Data supplied:
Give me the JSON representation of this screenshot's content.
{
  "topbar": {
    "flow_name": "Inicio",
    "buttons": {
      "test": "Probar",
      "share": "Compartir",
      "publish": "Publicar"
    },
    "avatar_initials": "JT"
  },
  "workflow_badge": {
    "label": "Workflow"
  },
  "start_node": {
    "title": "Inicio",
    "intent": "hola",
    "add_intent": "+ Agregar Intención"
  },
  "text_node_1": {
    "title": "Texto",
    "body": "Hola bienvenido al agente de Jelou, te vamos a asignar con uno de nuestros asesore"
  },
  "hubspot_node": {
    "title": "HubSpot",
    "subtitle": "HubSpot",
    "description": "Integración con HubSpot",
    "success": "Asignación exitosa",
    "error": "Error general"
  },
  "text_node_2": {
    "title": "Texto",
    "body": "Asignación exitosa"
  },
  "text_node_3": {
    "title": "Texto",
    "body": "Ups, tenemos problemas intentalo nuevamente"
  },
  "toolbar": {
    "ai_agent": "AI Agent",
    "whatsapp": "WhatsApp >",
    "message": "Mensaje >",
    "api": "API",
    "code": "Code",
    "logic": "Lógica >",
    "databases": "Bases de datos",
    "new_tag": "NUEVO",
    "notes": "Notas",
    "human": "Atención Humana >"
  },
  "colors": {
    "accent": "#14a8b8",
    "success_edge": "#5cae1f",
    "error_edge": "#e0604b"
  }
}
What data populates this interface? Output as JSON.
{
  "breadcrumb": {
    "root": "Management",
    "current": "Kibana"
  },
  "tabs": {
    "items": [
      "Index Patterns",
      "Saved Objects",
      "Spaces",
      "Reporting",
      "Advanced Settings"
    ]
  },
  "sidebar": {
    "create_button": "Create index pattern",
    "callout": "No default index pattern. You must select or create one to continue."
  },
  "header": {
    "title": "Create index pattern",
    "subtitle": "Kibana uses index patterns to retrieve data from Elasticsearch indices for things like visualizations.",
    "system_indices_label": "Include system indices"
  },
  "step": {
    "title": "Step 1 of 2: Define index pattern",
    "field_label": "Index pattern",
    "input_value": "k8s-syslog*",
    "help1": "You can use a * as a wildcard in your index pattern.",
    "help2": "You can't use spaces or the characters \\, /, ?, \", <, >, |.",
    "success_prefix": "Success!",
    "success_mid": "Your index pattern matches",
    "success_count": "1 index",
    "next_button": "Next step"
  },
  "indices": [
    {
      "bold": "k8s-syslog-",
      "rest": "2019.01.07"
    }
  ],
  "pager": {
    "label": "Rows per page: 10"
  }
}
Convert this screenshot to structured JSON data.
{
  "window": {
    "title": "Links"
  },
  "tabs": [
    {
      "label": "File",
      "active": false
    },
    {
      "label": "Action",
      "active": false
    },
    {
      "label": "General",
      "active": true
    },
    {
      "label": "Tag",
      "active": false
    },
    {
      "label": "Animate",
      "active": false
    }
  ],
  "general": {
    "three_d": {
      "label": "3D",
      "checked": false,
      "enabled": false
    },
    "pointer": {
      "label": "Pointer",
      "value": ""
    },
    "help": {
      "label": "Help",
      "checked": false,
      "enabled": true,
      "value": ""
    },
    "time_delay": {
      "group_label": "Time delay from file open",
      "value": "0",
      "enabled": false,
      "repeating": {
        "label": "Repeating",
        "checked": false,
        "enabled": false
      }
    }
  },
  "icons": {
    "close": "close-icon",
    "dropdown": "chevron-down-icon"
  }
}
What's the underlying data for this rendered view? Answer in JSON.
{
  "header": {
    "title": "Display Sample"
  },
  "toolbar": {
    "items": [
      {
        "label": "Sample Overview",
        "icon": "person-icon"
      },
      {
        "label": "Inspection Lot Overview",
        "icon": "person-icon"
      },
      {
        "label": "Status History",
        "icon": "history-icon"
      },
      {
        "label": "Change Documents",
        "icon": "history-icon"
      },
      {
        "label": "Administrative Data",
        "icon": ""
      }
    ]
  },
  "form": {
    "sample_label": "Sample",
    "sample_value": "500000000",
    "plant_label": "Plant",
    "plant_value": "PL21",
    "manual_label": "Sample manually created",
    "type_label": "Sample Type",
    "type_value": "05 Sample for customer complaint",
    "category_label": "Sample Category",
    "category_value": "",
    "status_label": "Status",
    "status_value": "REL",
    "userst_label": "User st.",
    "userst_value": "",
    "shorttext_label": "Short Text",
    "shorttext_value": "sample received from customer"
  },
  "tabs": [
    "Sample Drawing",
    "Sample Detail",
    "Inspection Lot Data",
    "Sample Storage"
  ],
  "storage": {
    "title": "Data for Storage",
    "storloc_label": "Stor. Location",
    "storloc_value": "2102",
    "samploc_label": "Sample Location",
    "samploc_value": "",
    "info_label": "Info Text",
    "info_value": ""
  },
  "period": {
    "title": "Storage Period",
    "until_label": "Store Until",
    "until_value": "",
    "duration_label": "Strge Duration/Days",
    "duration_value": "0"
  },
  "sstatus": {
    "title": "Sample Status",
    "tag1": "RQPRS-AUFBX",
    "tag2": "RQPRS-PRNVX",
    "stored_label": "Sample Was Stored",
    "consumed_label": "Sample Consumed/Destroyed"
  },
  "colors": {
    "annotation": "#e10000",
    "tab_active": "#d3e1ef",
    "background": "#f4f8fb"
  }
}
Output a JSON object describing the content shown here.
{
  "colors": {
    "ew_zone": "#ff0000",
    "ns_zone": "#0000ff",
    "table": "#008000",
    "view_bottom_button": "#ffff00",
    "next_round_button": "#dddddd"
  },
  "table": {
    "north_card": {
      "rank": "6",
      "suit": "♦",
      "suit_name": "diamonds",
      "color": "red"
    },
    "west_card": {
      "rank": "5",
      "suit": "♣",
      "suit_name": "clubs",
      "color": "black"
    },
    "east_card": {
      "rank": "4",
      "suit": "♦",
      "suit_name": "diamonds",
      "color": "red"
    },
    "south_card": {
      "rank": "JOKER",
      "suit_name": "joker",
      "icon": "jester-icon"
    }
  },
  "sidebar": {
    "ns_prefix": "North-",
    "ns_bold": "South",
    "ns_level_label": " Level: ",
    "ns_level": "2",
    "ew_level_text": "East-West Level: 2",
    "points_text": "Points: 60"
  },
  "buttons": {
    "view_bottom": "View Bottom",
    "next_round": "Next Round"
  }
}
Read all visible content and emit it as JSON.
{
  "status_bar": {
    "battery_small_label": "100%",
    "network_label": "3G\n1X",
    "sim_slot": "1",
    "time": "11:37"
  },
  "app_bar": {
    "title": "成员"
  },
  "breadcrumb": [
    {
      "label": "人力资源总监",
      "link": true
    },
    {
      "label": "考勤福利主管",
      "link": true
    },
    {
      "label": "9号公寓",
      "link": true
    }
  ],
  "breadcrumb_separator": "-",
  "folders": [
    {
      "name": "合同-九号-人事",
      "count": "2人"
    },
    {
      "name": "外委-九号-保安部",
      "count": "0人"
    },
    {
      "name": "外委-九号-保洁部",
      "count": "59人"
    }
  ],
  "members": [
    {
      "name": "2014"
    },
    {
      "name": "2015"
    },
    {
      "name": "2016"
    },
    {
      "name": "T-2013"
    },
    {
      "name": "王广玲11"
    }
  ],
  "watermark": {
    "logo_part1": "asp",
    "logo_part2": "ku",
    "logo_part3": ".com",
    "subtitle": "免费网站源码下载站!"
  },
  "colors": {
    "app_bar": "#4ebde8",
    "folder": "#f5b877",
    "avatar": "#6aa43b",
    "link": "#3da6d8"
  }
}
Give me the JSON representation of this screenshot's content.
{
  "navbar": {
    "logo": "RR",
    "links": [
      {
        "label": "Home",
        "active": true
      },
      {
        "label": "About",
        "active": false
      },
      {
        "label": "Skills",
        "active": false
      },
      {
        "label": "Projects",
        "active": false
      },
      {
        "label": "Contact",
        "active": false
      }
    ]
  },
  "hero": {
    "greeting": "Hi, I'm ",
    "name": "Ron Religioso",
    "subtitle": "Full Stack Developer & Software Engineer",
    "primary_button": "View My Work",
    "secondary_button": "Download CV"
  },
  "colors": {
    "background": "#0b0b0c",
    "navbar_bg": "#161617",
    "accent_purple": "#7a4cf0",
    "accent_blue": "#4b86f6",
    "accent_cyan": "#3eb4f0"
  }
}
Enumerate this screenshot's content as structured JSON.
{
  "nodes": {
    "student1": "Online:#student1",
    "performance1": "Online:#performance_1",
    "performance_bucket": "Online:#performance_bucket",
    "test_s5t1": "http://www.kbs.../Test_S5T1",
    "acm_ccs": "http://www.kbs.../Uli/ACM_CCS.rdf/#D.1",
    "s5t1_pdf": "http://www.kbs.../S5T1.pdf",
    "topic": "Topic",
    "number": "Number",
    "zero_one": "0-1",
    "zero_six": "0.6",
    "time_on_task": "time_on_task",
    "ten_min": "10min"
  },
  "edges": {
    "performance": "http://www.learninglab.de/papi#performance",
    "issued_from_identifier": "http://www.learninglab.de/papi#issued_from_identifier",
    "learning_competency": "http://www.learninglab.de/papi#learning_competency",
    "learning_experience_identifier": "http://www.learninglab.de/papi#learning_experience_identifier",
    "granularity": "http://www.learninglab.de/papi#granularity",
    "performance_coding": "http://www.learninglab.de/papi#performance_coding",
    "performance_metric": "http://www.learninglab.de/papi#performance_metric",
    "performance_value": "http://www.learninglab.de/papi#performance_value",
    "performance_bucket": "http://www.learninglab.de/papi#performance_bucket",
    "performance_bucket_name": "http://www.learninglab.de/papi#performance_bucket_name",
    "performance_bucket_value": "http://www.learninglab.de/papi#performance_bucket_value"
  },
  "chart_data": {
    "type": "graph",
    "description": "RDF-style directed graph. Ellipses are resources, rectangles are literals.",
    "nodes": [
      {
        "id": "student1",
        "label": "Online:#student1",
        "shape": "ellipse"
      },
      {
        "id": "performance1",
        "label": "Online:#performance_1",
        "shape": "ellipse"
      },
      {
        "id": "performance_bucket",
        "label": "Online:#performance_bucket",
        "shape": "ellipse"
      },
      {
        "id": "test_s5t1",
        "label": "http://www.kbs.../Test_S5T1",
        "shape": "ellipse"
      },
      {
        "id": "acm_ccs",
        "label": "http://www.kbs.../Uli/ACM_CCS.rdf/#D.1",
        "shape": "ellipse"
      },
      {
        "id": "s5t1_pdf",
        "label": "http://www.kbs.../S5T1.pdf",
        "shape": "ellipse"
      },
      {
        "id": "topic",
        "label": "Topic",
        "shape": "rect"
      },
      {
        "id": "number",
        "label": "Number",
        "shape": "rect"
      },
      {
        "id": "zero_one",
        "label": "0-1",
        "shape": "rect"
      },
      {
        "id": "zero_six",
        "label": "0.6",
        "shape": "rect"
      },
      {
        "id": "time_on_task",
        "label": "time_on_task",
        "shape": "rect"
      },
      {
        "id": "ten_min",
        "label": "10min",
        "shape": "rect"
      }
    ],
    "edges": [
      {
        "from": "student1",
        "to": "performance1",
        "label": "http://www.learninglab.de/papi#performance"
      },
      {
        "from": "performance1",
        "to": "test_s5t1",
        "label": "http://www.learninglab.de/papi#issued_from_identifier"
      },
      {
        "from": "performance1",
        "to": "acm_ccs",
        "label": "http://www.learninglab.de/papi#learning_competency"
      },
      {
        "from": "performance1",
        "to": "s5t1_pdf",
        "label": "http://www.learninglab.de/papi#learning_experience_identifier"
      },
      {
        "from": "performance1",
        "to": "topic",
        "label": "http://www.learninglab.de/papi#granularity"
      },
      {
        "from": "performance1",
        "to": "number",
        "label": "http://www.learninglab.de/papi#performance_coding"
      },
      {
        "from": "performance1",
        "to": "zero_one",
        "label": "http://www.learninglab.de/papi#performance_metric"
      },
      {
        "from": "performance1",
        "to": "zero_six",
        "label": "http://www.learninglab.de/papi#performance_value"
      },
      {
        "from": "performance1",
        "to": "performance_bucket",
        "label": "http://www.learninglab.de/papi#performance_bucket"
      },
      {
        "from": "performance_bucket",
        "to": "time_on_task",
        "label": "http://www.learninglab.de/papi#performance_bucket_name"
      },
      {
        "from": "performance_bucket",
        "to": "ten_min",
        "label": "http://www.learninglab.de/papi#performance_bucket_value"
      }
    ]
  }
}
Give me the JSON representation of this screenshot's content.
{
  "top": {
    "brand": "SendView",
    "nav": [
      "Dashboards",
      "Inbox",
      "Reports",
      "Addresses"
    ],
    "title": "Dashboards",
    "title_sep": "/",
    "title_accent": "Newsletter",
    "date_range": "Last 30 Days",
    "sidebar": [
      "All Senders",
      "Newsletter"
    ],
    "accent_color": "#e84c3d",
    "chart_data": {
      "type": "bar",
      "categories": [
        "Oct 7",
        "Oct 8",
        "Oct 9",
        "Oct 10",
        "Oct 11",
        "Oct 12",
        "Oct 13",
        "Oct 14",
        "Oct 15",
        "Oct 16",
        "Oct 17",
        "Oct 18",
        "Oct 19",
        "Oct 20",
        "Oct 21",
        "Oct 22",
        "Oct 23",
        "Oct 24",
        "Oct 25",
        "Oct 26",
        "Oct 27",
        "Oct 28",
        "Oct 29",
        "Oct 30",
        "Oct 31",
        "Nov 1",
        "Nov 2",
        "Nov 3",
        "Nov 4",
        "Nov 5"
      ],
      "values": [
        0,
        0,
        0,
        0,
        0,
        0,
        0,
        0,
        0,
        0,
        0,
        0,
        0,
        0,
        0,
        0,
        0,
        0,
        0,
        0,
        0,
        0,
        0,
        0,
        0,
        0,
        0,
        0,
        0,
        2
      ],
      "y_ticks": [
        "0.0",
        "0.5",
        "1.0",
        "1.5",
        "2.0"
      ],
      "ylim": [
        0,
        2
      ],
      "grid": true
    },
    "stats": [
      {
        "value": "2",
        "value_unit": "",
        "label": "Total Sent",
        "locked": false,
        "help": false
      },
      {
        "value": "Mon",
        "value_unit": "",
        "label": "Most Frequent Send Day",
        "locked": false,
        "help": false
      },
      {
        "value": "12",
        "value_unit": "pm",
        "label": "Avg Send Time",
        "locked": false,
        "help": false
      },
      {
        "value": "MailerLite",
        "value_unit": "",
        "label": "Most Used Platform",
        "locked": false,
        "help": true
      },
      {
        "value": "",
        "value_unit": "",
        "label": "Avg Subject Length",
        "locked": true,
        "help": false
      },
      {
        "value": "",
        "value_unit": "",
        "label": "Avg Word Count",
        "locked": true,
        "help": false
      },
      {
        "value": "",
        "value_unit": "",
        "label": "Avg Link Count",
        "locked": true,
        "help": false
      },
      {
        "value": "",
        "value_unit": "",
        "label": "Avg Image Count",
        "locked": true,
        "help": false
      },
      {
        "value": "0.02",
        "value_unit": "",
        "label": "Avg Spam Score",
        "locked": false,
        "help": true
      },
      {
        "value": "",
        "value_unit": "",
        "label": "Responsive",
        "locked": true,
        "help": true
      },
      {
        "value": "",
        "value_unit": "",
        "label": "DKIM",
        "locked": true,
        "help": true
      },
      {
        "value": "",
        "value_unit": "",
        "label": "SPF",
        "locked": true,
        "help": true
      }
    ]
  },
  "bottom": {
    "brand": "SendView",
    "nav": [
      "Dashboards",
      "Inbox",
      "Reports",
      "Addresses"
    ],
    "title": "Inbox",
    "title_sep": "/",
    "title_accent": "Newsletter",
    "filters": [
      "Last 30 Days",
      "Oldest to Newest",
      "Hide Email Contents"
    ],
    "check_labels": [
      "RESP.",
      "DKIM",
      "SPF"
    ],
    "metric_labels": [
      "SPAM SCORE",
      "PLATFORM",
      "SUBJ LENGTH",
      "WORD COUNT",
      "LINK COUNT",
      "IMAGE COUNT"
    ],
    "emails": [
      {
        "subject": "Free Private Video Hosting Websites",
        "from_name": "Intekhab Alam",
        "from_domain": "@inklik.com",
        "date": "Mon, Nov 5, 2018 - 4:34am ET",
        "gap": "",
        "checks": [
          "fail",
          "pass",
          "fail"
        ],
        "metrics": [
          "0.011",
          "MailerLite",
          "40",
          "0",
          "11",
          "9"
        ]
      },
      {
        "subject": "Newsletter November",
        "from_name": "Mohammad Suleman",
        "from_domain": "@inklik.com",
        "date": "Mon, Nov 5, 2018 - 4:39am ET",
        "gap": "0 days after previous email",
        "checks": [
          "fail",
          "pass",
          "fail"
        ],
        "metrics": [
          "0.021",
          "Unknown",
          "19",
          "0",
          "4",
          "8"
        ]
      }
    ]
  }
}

Written problem: Search the listing for the word "Location" and return each line that holds it.

Result below:
    "storloc_label": "Stor. Location",
    "samploc_label": "Sample Location",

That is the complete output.